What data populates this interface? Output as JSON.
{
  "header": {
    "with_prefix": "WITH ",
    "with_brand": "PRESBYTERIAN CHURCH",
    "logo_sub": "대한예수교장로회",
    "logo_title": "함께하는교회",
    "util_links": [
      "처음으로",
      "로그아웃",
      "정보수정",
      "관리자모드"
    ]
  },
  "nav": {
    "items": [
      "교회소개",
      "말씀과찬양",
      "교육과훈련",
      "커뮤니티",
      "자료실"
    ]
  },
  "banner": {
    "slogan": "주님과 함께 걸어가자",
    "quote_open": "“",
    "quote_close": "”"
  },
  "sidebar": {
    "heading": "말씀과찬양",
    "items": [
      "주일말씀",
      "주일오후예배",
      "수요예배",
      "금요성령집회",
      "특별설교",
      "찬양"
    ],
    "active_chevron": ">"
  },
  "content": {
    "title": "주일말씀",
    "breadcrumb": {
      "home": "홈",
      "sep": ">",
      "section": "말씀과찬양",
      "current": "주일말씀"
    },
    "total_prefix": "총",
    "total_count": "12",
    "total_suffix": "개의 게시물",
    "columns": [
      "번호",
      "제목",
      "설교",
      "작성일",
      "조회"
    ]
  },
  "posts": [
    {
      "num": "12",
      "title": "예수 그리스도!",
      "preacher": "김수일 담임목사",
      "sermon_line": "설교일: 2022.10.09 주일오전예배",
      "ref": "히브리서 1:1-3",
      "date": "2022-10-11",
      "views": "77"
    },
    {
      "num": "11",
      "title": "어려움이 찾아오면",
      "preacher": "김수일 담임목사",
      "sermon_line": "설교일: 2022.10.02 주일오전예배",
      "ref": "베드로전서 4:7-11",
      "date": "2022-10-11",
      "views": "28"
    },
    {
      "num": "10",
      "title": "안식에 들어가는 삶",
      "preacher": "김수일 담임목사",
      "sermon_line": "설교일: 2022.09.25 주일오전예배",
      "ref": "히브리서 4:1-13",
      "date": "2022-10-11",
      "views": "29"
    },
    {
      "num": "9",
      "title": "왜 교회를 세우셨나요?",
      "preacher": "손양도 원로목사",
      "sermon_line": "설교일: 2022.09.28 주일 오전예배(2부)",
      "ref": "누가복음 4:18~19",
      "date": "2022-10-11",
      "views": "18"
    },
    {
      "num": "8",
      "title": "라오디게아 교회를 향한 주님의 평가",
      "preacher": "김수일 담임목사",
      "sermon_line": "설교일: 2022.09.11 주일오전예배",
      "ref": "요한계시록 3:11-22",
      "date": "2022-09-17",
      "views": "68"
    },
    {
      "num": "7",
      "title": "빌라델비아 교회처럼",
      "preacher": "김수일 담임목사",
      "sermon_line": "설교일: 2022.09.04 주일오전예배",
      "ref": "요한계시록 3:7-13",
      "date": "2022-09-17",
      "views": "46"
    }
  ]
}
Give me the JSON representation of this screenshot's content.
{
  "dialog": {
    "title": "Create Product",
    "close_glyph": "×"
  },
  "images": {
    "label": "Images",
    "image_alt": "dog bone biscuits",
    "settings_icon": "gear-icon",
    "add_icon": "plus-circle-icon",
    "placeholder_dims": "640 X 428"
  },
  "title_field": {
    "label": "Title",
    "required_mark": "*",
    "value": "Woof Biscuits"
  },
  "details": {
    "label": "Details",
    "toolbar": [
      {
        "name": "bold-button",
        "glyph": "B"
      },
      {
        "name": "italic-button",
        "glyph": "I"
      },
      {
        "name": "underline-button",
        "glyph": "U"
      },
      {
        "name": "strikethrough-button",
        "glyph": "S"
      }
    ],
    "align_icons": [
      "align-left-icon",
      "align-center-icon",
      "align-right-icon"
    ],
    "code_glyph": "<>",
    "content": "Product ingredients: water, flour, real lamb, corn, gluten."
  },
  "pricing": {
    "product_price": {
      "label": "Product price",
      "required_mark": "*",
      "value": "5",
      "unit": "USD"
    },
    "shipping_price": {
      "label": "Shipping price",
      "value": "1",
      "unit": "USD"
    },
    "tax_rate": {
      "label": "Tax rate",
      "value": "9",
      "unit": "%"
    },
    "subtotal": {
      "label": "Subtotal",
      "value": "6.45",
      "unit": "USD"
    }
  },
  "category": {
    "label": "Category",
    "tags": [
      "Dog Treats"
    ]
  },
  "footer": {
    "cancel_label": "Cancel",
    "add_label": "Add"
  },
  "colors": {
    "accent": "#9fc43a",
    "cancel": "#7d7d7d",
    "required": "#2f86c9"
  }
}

To do: Using the exact wording, write out all of the records.

Answer to this exercise:
What data populates this interface? Output as JSON.
{
  "header": {
    "with_prefix": "WITH ",
    "with_brand": "PRESBYTERIAN CHURCH",
    "logo_sub": "대한예수교장로회",
    "logo_title": "함께하는교회",
    "util_links": [
      "처음으로",
      "로그아웃",
      "정보수정",
      "관리자모드"
    ]
  },
  "nav": {
    "items": [
      "교회소개",
      "말씀과찬양",
      "교육과훈련",
      "커뮤니티",
      "자료실"
    ]
  },
  "banner": {
    "slogan": "주님과 함께 걸어가자",
    "quote_open": "“",
    "quote_close": "”"
  },
  "sidebar": {
    "heading": "말씀과찬양",
    "items": [
      "주일말씀",
      "주일오후예배",
      "수요예배",
      "금요성령집회",
      "특별설교",
      "찬양"
    ],
    "active_chevron": ">"
  },
  "content": {
    "title": "주일말씀",
    "breadcrumb": {
      "home": "홈",
      "sep": ">",
      "section": "말씀과찬양",
      "current": "주일말씀"
    },
    "total_prefix": "총",
    "total_count": "12",
    "total_suffix": "개의 게시물",
    "columns": [
      "번호",
      "제목",
      "설교",
      "작성일",
      "조회"
    ]
  },
  "posts": [
    {
      "num": "12",
      "title": "예수 그리스도!",
      "preacher": "김수일 담임목사",
      "sermon_line": "설교일: 2022.10.09 주일오전예배",
      "ref": "히브리서 1:1-3",
      "date": "2022-10-11",
      "views": "77"
    },
    {
      "num": "11",
      "title": "어려움이 찾아오면",
      "preacher": "김수일 담임목사",
      "sermon_line": "설교일: 2022.10.02 주일오전예배",
      "ref": "베드로전서 4:7-11",
      "date": "2022-10-11",
      "views": "28"
    },
    {
      "num": "10",
      "title": "안식에 들어가는 삶",
      "preacher": "김수일 담임목사",
      "sermon_line": "설교일: 2022.09.25 주일오전예배",
      "ref": "히브리서 4:1-13",
      "date": "2022-10-11",
      "views": "29"
    },
    {
      "num": "9",
      "title": "왜 교회를 세우셨나요?",
      "preacher": "손양도 원로목사",
      "sermon_line": "설교일: 2022.09.28 주일 오전예배(2부)",
      "ref": "누가복음 4:18~19",
      "date": "2022-10-11",
      "views": "18"
    },
    {
      "num": "8",
      "title": "라오디게아 교회를 향한 주님의 평가",
      "preacher": "김수일 담임목사",
      "sermon_line": "설교일: 2022.09.11 주일오전예배",
      "ref": "요한계시록 3:11-22",
      "date": "2022-09-17",
      "views": "68"
    },
    {
      "num": "7",
      "title": "빌라델비아 교회처럼",
      "preacher": "김수일 담임목사",
      "sermon_line": "설교일: 2022.09.04 주일오전예배",
      "ref": "요한계시록 3:7-13",
      "date": "2022-09-17",
      "views": "46"
    }
  ]
}
Give me the JSON representation of this screenshot's content.
{
  "dialog": {
    "title": "Create Product",
    "close_glyph": "×"
  },
  "images": {
    "label": "Images",
    "image_alt": "dog bone biscuits",
    "settings_icon": "gear-icon",
    "add_icon": "plus-circle-icon",
    "placeholder_dims": "640 X 428"
  },
  "title_field": {
    "label": "Title",
    "required_mark": "*",
    "value": "Woof Biscuits"
  },
  "details": {
    "label": "Details",
    "toolbar": [
      {
        "name": "bold-button",
        "glyph": "B"
      },
      {
        "name": "italic-button",
        "glyph": "I"
      },
      {
        "name": "underline-button",
        "glyph": "U"
      },
      {
        "name": "strikethrough-button",
        "glyph": "S"
      }
    ],
    "align_icons": [
      "align-left-icon",
      "align-center-icon",
      "align-right-icon"
    ],
    "code_glyph": "<>",
    "content": "Product ingredients: water, flour, real lamb, corn, gluten."
  },
  "pricing": {
    "product_price": {
      "label": "Product price",
      "required_mark": "*",
      "value": "5",
      "unit": "USD"
    },
    "shipping_price": {
      "label": "Shipping price",
      "value": "1",
      "unit": "USD"
    },
    "tax_rate": {
      "label": "Tax rate",
      "value": "9",
      "unit": "%"
    },
    "subtotal": {
      "label": "Subtotal",
      "value": "6.45",
      "unit": "USD"
    }
  },
  "category": {
    "label": "Category",
    "tags": [
      "Dog Treats"
    ]
  },
  "footer": {
    "cancel_label": "Cancel",
    "add_label": "Add"
  },
  "colors": {
    "accent": "#9fc43a",
    "cancel": "#7d7d7d",
    "required": "#2f86c9"
  }
}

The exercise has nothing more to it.